▶ _EXERCISE INSTRUCTIONS_
Repeat each entry as written and leave the images out of the copy.

▶ _DATA SUPPLIED_
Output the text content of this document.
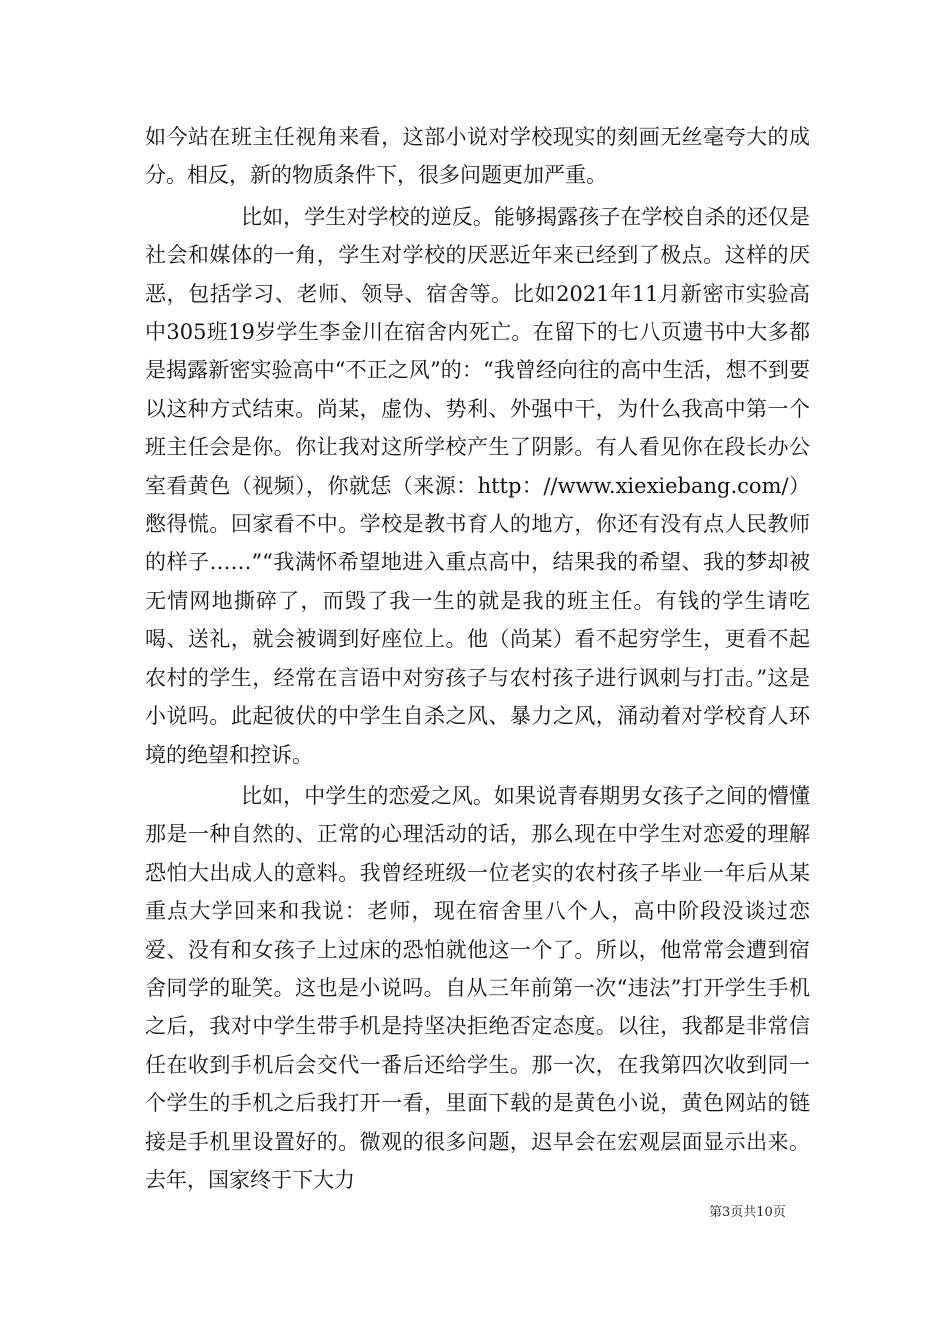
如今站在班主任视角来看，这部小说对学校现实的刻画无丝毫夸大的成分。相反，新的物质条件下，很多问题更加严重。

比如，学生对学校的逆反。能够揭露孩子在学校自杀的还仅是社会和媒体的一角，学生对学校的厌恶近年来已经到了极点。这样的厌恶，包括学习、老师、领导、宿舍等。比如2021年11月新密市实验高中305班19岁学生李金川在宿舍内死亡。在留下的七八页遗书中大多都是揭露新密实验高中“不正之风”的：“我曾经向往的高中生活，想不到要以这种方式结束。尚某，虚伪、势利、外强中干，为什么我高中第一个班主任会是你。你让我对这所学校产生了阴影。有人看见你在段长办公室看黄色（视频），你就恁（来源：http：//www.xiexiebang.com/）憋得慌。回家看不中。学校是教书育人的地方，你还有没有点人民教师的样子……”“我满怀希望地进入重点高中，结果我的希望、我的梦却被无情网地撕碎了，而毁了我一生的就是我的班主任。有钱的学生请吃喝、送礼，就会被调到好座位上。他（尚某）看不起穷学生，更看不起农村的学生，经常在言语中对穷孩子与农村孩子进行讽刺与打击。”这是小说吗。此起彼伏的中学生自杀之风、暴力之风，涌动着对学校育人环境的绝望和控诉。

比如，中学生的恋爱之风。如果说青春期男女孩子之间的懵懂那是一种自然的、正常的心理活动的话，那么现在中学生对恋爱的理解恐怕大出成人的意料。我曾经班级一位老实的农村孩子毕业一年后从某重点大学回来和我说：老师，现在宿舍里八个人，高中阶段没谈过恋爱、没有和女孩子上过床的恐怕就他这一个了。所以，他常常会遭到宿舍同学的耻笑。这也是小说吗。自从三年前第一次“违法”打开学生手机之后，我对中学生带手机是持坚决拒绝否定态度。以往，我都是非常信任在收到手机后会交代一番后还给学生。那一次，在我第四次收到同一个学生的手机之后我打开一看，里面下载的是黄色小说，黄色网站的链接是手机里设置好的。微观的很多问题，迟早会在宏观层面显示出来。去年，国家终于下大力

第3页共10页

▶ _ANSWER TO THE PROBLEM_
Output the text content of this document.
如今站在班主任视角来看，这部小说对学校现实的刻画无丝毫夸大的成分。相反，新的物质条件下，很多问题更加严重。

比如，学生对学校的逆反。能够揭露孩子在学校自杀的还仅是社会和媒体的一角，学生对学校的厌恶近年来已经到了极点。这样的厌恶，包括学习、老师、领导、宿舍等。比如2021年11月新密市实验高中305班19岁学生李金川在宿舍内死亡。在留下的七八页遗书中大多都是揭露新密实验高中“不正之风”的：“我曾经向往的高中生活，想不到要以这种方式结束。尚某，虚伪、势利、外强中干，为什么我高中第一个班主任会是你。你让我对这所学校产生了阴影。有人看见你在段长办公室看黄色（视频），你就恁（来源：http：//www.xiexiebang.com/）憋得慌。回家看不中。学校是教书育人的地方，你还有没有点人民教师的样子……”“我满怀希望地进入重点高中，结果我的希望、我的梦却被无情网地撕碎了，而毁了我一生的就是我的班主任。有钱的学生请吃喝、送礼，就会被调到好座位上。他（尚某）看不起穷学生，更看不起农村的学生，经常在言语中对穷孩子与农村孩子进行讽刺与打击。”这是小说吗。此起彼伏的中学生自杀之风、暴力之风，涌动着对学校育人环境的绝望和控诉。

比如，中学生的恋爱之风。如果说青春期男女孩子之间的懵懂那是一种自然的、正常的心理活动的话，那么现在中学生对恋爱的理解恐怕大出成人的意料。我曾经班级一位老实的农村孩子毕业一年后从某重点大学回来和我说：老师，现在宿舍里八个人，高中阶段没谈过恋爱、没有和女孩子上过床的恐怕就他这一个了。所以，他常常会遭到宿舍同学的耻笑。这也是小说吗。自从三年前第一次“违法”打开学生手机之后，我对中学生带手机是持坚决拒绝否定态度。以往，我都是非常信任在收到手机后会交代一番后还给学生。那一次，在我第四次收到同一个学生的手机之后我打开一看，里面下载的是黄色小说，黄色网站的链接是手机里设置好的。微观的很多问题，迟早会在宏观层面显示出来。去年，国家终于下大力

第3页共10页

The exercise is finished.